*Supplied material*
______
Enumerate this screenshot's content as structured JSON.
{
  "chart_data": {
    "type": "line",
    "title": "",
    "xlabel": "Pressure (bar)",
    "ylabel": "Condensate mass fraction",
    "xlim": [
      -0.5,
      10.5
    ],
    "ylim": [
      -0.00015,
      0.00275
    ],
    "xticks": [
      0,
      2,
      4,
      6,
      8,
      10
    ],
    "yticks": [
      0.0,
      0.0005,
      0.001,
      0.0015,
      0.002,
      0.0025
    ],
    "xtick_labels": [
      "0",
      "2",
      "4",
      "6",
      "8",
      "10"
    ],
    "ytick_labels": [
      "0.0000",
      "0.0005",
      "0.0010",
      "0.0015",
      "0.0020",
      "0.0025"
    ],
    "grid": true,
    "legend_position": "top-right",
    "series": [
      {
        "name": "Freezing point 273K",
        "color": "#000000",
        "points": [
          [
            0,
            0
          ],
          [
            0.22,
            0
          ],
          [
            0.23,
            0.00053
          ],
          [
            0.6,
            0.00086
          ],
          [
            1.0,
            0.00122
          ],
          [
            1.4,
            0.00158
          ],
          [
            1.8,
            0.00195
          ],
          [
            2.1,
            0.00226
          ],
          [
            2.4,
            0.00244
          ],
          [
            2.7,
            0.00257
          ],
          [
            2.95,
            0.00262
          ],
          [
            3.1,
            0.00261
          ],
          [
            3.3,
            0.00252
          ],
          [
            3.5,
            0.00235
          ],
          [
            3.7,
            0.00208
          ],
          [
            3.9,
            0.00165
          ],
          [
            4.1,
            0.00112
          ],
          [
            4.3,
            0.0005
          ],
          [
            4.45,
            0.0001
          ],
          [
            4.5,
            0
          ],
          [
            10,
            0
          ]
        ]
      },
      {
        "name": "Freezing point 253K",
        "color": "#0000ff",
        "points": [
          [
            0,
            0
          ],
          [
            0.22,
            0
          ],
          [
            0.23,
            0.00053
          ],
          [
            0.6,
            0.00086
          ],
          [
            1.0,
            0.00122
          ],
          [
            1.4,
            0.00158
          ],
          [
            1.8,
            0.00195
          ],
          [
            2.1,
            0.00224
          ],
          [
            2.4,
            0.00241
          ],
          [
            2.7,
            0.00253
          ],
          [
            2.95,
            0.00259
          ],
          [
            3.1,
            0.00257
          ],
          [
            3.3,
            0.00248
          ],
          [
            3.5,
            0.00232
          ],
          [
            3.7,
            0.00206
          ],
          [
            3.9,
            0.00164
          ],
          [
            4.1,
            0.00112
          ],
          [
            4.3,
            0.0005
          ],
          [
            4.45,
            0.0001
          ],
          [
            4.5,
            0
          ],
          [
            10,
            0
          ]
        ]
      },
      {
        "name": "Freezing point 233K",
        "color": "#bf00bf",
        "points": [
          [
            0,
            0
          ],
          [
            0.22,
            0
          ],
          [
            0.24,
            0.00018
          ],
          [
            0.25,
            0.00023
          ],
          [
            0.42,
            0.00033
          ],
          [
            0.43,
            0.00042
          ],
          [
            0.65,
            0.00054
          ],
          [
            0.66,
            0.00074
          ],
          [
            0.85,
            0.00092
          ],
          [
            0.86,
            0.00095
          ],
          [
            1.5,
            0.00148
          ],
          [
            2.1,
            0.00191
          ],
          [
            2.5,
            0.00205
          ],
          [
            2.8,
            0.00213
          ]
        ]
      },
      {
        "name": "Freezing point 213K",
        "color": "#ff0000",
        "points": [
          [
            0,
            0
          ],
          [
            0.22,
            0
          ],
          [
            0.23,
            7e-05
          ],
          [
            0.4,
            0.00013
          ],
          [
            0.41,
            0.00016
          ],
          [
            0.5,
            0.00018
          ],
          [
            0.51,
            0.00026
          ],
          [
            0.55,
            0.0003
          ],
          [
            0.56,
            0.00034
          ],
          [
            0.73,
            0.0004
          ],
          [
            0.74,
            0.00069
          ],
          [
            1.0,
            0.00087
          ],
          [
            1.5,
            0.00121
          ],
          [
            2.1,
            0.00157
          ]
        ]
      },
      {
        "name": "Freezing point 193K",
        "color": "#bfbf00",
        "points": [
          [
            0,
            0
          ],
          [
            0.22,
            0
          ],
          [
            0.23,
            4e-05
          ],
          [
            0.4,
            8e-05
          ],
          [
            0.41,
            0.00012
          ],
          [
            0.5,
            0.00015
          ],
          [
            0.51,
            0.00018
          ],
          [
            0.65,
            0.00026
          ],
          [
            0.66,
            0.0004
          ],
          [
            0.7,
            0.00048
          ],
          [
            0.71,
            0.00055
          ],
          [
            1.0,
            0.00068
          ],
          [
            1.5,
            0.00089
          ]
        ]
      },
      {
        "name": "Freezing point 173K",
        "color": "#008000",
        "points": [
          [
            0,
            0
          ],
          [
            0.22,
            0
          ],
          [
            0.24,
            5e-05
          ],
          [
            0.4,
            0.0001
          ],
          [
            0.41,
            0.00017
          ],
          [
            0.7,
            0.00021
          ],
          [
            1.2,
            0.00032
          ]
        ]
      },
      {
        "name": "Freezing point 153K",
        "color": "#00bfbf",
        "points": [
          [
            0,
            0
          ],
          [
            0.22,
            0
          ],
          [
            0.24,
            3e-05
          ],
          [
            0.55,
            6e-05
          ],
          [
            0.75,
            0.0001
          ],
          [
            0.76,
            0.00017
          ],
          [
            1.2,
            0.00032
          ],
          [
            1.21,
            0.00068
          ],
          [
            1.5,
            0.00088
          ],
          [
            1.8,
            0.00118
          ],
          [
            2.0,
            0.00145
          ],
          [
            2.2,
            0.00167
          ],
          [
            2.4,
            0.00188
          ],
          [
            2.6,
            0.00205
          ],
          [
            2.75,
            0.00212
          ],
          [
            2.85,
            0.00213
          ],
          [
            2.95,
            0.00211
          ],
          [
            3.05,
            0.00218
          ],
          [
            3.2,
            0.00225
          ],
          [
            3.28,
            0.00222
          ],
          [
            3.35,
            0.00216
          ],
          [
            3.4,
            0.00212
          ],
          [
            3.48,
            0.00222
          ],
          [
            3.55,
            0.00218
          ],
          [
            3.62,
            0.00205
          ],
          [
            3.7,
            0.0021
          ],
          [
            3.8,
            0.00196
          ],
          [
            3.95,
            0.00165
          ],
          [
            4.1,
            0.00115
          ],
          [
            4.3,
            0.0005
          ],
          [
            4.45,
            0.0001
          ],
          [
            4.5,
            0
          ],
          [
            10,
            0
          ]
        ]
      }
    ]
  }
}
______
*Job*
Check each line above for the word "color", and copy the lines where it appears.

*Exercise result*
        "color": "#000000",
        "color": "#0000ff",
        "color": "#bf00bf",
        "color": "#ff0000",
        "color": "#bfbf00",
        "color": "#008000",
        "color": "#00bfbf",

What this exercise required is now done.